**PROBLEM TO SOLVE**
From the entries below, copy every line holding the word "moyen".

────────────────

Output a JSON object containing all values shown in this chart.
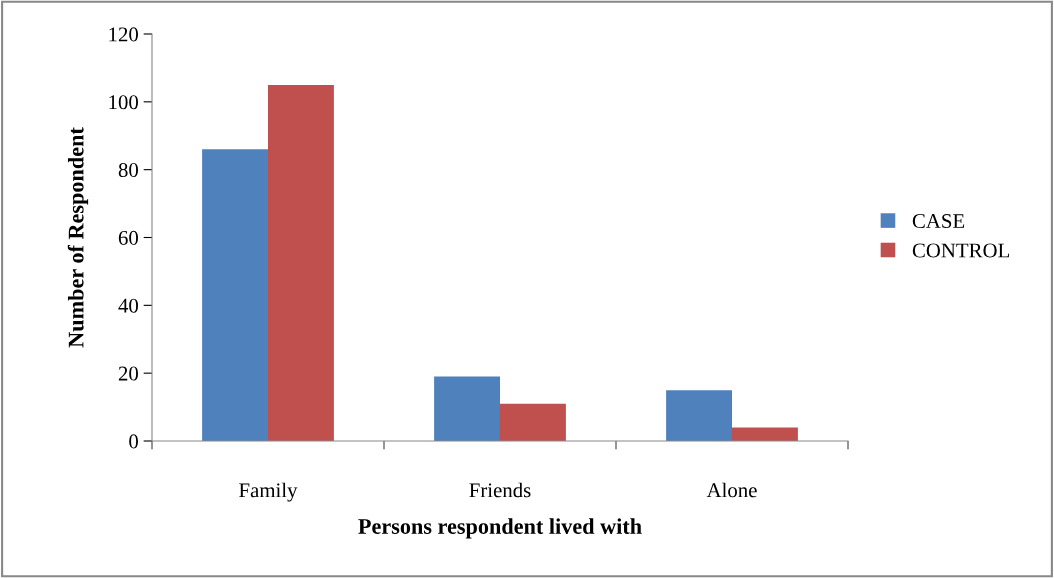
{
  "chart_data": {
    "type": "bar",
    "xlabel": "Persons respondent lived with",
    "ylabel": "Number of Respondent",
    "categories": [
      "Family",
      "Friends",
      "Alone"
    ],
    "series": [
      {
        "name": "CASE",
        "color": "#4f81bd",
        "values": [
          86,
          19,
          15
        ]
      },
      {
        "name": "CONTROL",
        "color": "#c0504d",
        "values": [
          105,
          11,
          4
        ]
      }
    ],
    "ylim": [
      0,
      120
    ],
    "yticks": [
      0,
      20,
      40,
      60,
      80,
      100,
      120
    ],
    "grid": false,
    "legend": "right"
  }
}
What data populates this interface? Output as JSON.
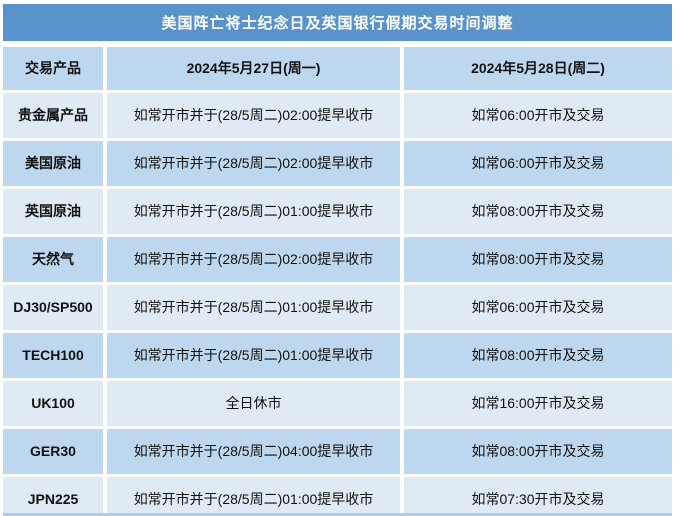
{
  "title": "美国阵亡将士纪念日及英国银行假期交易时间调整",
  "columns": {
    "product": "交易产品",
    "monday": "2024年5月27日(周一)",
    "tuesday": "2024年5月28日(周二)"
  },
  "rows": [
    {
      "product": "贵金属产品",
      "monday": "如常开市并于(28/5周二)02:00提早收市",
      "tuesday": "如常06:00开市及交易"
    },
    {
      "product": "美国原油",
      "monday": "如常开市并于(28/5周二)02:00提早收市",
      "tuesday": "如常06:00开市及交易"
    },
    {
      "product": "英国原油",
      "monday": "如常开市并于(28/5周二)01:00提早收市",
      "tuesday": "如常08:00开市及交易"
    },
    {
      "product": "天然气",
      "monday": "如常开市并于(28/5周二)02:00提早收市",
      "tuesday": "如常08:00开市及交易"
    },
    {
      "product": "DJ30/SP500",
      "monday": "如常开市并于(28/5周二)01:00提早收市",
      "tuesday": "如常06:00开市及交易"
    },
    {
      "product": "TECH100",
      "monday": "如常开市并于(28/5周二)01:00提早收市",
      "tuesday": "如常08:00开市及交易"
    },
    {
      "product": "UK100",
      "monday": "全日休市",
      "tuesday": "如常16:00开市及交易"
    },
    {
      "product": "GER30",
      "monday": "如常开市并于(28/5周二)04:00提早收市",
      "tuesday": "如常08:00开市及交易"
    },
    {
      "product": "JPN225",
      "monday": "如常开市并于(28/5周二)01:00提早收市",
      "tuesday": "如常07:30开市及交易"
    }
  ],
  "colors": {
    "title_bar": "#5a93cc",
    "title_text": "#ffffff",
    "row_blue": "#bdd7ee",
    "row_pale": "#dfeaf4",
    "body_text": "#111111",
    "background": "#ffffff"
  }
}
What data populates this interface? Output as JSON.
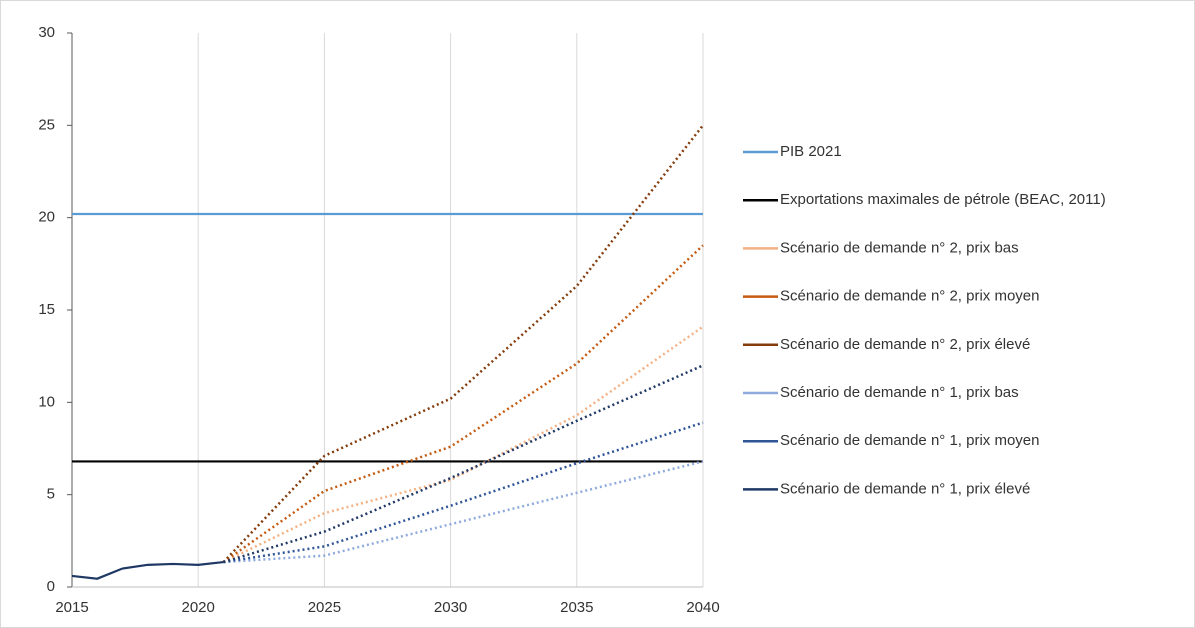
{
  "chart_data": {
    "type": "line",
    "x": [
      2015,
      2016,
      2017,
      2018,
      2019,
      2020,
      2021,
      2025,
      2030,
      2035,
      2040
    ],
    "xlim": [
      2015,
      2040
    ],
    "xticks": [
      2015,
      2020,
      2025,
      2030,
      2035,
      2040
    ],
    "ylim": [
      0,
      30
    ],
    "yticks": [
      0,
      5,
      10,
      15,
      20,
      25,
      30
    ],
    "xgrid": true,
    "legend": "right",
    "series": [
      {
        "color": "#203864",
        "style": "solid",
        "values": [
          0.6,
          0.45,
          1.0,
          1.2,
          1.25,
          1.2,
          1.35,
          null,
          null,
          null,
          null
        ]
      },
      {
        "name": "PIB 2021",
        "color": "#5b9bd5",
        "style": "solid",
        "values": [
          20.2,
          20.2,
          20.2,
          20.2,
          20.2,
          20.2,
          20.2,
          20.2,
          20.2,
          20.2,
          20.2
        ]
      },
      {
        "name": "Exportations maximales de pétrole (BEAC, 2011)",
        "color": "#000000",
        "style": "solid",
        "values": [
          6.8,
          6.8,
          6.8,
          6.8,
          6.8,
          6.8,
          6.8,
          6.8,
          6.8,
          6.8,
          6.8
        ]
      },
      {
        "name": "Scénario de demande n° 2, prix bas",
        "color": "#f4b183",
        "style": "dotted",
        "values": [
          null,
          null,
          null,
          null,
          null,
          null,
          1.35,
          4.0,
          5.8,
          9.3,
          14.1
        ]
      },
      {
        "name": "Scénario de demande n° 2, prix moyen",
        "color": "#c55a11",
        "style": "dotted",
        "values": [
          null,
          null,
          null,
          null,
          null,
          null,
          1.35,
          5.2,
          7.6,
          12.1,
          18.5
        ]
      },
      {
        "name": "Scénario de demande n° 2, prix élevé",
        "color": "#843c0c",
        "style": "dotted",
        "values": [
          null,
          null,
          null,
          null,
          null,
          null,
          1.35,
          7.1,
          10.2,
          16.3,
          25.0
        ]
      },
      {
        "name": "Scénario de demande n° 1, prix bas",
        "color": "#8faadc",
        "style": "dotted",
        "values": [
          null,
          null,
          null,
          null,
          null,
          null,
          1.35,
          1.7,
          3.4,
          5.1,
          6.8
        ]
      },
      {
        "name": "Scénario de demande n° 1, prix moyen",
        "color": "#2f5597",
        "style": "dotted",
        "values": [
          null,
          null,
          null,
          null,
          null,
          null,
          1.35,
          2.2,
          4.4,
          6.7,
          8.9
        ]
      },
      {
        "name": "Scénario de demande n° 1, prix élevé",
        "color": "#203864",
        "style": "dotted",
        "values": [
          null,
          null,
          null,
          null,
          null,
          null,
          1.35,
          3.0,
          5.9,
          9.0,
          12.0
        ]
      }
    ]
  }
}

────────────────

**TASK SOLUTION**
        "name": "Scénario de demande n° 2, prix moyen",
        "name": "Scénario de demande n° 1, prix moyen",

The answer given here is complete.